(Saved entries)
----

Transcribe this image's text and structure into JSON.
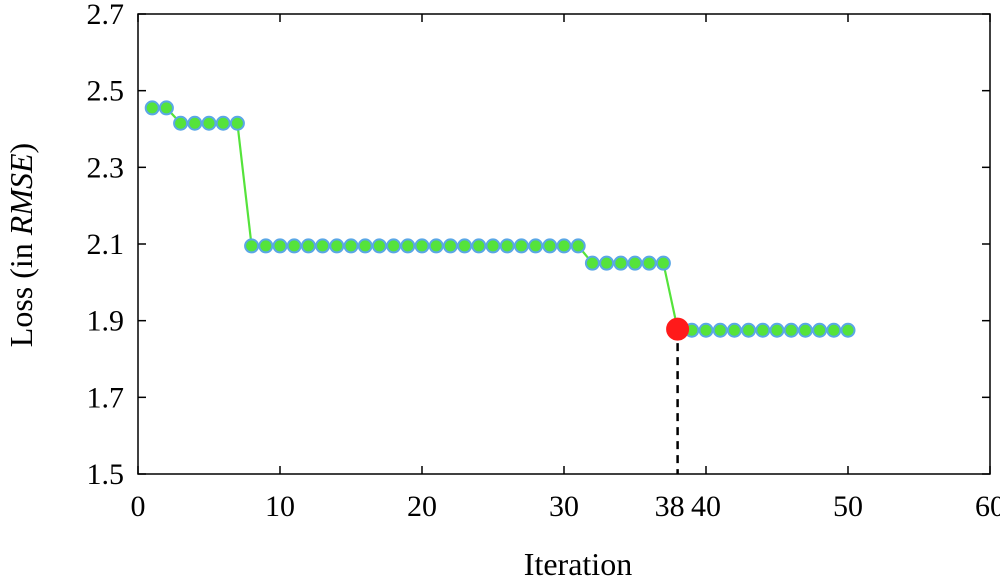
{
  "chart_data": {
    "type": "line",
    "title": "",
    "xlabel": "Iteration",
    "ylabel_parts": [
      "Loss (in ",
      "RMSE",
      ")"
    ],
    "xlim": [
      0,
      60
    ],
    "ylim": [
      1.5,
      2.7
    ],
    "xticks": [
      0,
      10,
      20,
      30,
      40,
      50,
      60
    ],
    "yticks": [
      1.5,
      1.7,
      1.9,
      2.1,
      2.3,
      2.5,
      2.7
    ],
    "extra_xtick_label": "38",
    "grid": false,
    "series": [
      {
        "x": [
          1,
          2,
          3,
          4,
          5,
          6,
          7,
          8,
          9,
          10,
          11,
          12,
          13,
          14,
          15,
          16,
          17,
          18,
          19,
          20,
          21,
          22,
          23,
          24,
          25,
          26,
          27,
          28,
          29,
          30,
          31,
          32,
          33,
          34,
          35,
          36,
          37,
          38,
          39,
          40,
          41,
          42,
          43,
          44,
          45,
          46,
          47,
          48,
          49,
          50
        ],
        "y": [
          2.455,
          2.455,
          2.415,
          2.415,
          2.415,
          2.415,
          2.415,
          2.095,
          2.095,
          2.095,
          2.095,
          2.095,
          2.095,
          2.095,
          2.095,
          2.095,
          2.095,
          2.095,
          2.095,
          2.095,
          2.095,
          2.095,
          2.095,
          2.095,
          2.095,
          2.095,
          2.095,
          2.095,
          2.095,
          2.095,
          2.095,
          2.05,
          2.05,
          2.05,
          2.05,
          2.05,
          2.05,
          1.878,
          1.875,
          1.875,
          1.875,
          1.875,
          1.875,
          1.875,
          1.875,
          1.875,
          1.875,
          1.875,
          1.875,
          1.875
        ]
      }
    ],
    "highlight": {
      "x": 38,
      "y": 1.878
    },
    "colors": {
      "line": "#55e33b",
      "marker_fill": "#55e33b",
      "marker_edge": "#5aa7e6",
      "highlight": "#ff1a1a",
      "axis": "#000000"
    }
  }
}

----

Problem statement
Repeat each entry exactly as it appears; skip any picture.

Completed task
Transcribe this image's text and structure into JSON.
{
  "chart_data": {
    "type": "line",
    "title": "",
    "xlabel": "Iteration",
    "ylabel_parts": [
      "Loss (in ",
      "RMSE",
      ")"
    ],
    "xlim": [
      0,
      60
    ],
    "ylim": [
      1.5,
      2.7
    ],
    "xticks": [
      0,
      10,
      20,
      30,
      40,
      50,
      60
    ],
    "yticks": [
      1.5,
      1.7,
      1.9,
      2.1,
      2.3,
      2.5,
      2.7
    ],
    "extra_xtick_label": "38",
    "grid": false,
    "series": [
      {
        "x": [
          1,
          2,
          3,
          4,
          5,
          6,
          7,
          8,
          9,
          10,
          11,
          12,
          13,
          14,
          15,
          16,
          17,
          18,
          19,
          20,
          21,
          22,
          23,
          24,
          25,
          26,
          27,
          28,
          29,
          30,
          31,
          32,
          33,
          34,
          35,
          36,
          37,
          38,
          39,
          40,
          41,
          42,
          43,
          44,
          45,
          46,
          47,
          48,
          49,
          50
        ],
        "y": [
          2.455,
          2.455,
          2.415,
          2.415,
          2.415,
          2.415,
          2.415,
          2.095,
          2.095,
          2.095,
          2.095,
          2.095,
          2.095,
          2.095,
          2.095,
          2.095,
          2.095,
          2.095,
          2.095,
          2.095,
          2.095,
          2.095,
          2.095,
          2.095,
          2.095,
          2.095,
          2.095,
          2.095,
          2.095,
          2.095,
          2.095,
          2.05,
          2.05,
          2.05,
          2.05,
          2.05,
          2.05,
          1.878,
          1.875,
          1.875,
          1.875,
          1.875,
          1.875,
          1.875,
          1.875,
          1.875,
          1.875,
          1.875,
          1.875,
          1.875
        ]
      }
    ],
    "highlight": {
      "x": 38,
      "y": 1.878
    },
    "colors": {
      "line": "#55e33b",
      "marker_fill": "#55e33b",
      "marker_edge": "#5aa7e6",
      "highlight": "#ff1a1a",
      "axis": "#000000"
    }
  }
}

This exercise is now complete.